Collected data:
[BEGIN]
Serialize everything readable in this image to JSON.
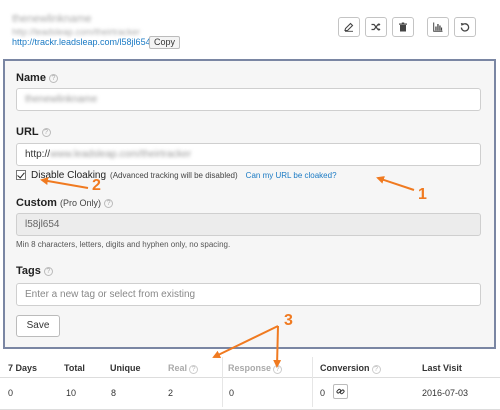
{
  "header": {
    "link_name": "thenewlinkname",
    "source_url": "http://leadsleap.com/theirtracker",
    "tracking_url": "http://trackr.leadsleap.com/l58jl654",
    "copy_label": "Copy"
  },
  "toolbar": {
    "icons": [
      "edit-icon",
      "shuffle-icon",
      "trash-icon",
      "bar-chart-icon",
      "reset-icon"
    ]
  },
  "form": {
    "name_label": "Name",
    "name_value": "thenewlinkname",
    "url_label": "URL",
    "url_prefix": "http://",
    "url_value_hidden": "www.leadsleap.com/theirtracker",
    "disable_cloaking_label": "Disable Cloaking",
    "disable_cloaking_checked": true,
    "disable_cloaking_note": "(Advanced tracking will be disabled)",
    "cloak_link": "Can my URL be cloaked?",
    "custom_label": "Custom",
    "custom_sub": "(Pro Only)",
    "custom_value": "l58jl654",
    "custom_help": "Min 8 characters, letters, digits and hyphen only, no spacing.",
    "tags_label": "Tags",
    "tags_placeholder": "Enter a new tag or select from existing",
    "save_label": "Save"
  },
  "stats": {
    "headers": [
      "7 Days",
      "Total",
      "Unique",
      "Real",
      "Response",
      "Conversion",
      "Last Visit"
    ],
    "values": [
      "0",
      "10",
      "8",
      "2",
      "0",
      "0",
      "2016-07-03"
    ]
  },
  "annotations": {
    "labels": [
      "1",
      "2",
      "3"
    ],
    "color": "#f07a20"
  },
  "colors": {
    "panel_border": "#7a86a3",
    "link": "#1a7ac4",
    "annotation": "#f07a20"
  }
}
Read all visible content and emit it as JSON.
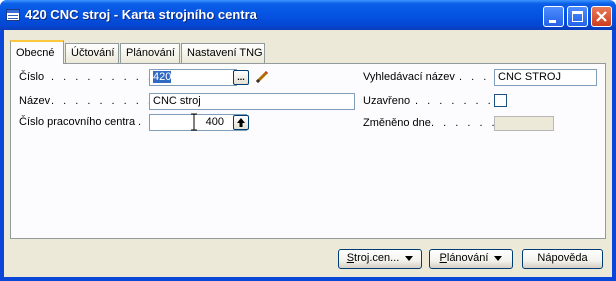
[END]
→ Written task: Show the lines where the word "JSON" appears in the entries.

→ Solution to this problem:
Serialize everything readable in this image to JSON.
Read all visible content and emit it as JSON.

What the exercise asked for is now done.